(Rows from a dataset)

########################################

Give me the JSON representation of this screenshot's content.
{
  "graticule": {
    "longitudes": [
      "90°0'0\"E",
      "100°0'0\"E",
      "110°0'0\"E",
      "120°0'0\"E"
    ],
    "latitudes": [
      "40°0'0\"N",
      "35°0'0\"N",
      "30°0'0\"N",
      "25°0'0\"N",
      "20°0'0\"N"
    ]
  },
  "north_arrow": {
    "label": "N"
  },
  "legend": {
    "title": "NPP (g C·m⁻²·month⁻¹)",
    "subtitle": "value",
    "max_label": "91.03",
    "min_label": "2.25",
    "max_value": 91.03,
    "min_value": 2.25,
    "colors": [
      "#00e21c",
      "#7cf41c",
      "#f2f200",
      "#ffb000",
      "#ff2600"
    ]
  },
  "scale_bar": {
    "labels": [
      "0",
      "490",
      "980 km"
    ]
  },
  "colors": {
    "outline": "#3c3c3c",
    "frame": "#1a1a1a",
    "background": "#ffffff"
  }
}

########################################

- **GIVEN REQUEST**: Once more, set down the full listing, verbatim.

- **RESULT OF THIS TASK**:
Give me the JSON representation of this screenshot's content.
{
  "graticule": {
    "longitudes": [
      "90°0'0\"E",
      "100°0'0\"E",
      "110°0'0\"E",
      "120°0'0\"E"
    ],
    "latitudes": [
      "40°0'0\"N",
      "35°0'0\"N",
      "30°0'0\"N",
      "25°0'0\"N",
      "20°0'0\"N"
    ]
  },
  "north_arrow": {
    "label": "N"
  },
  "legend": {
    "title": "NPP (g C·m⁻²·month⁻¹)",
    "subtitle": "value",
    "max_label": "91.03",
    "min_label": "2.25",
    "max_value": 91.03,
    "min_value": 2.25,
    "colors": [
      "#00e21c",
      "#7cf41c",
      "#f2f200",
      "#ffb000",
      "#ff2600"
    ]
  },
  "scale_bar": {
    "labels": [
      "0",
      "490",
      "980 km"
    ]
  },
  "colors": {
    "outline": "#3c3c3c",
    "frame": "#1a1a1a",
    "background": "#ffffff"
  }
}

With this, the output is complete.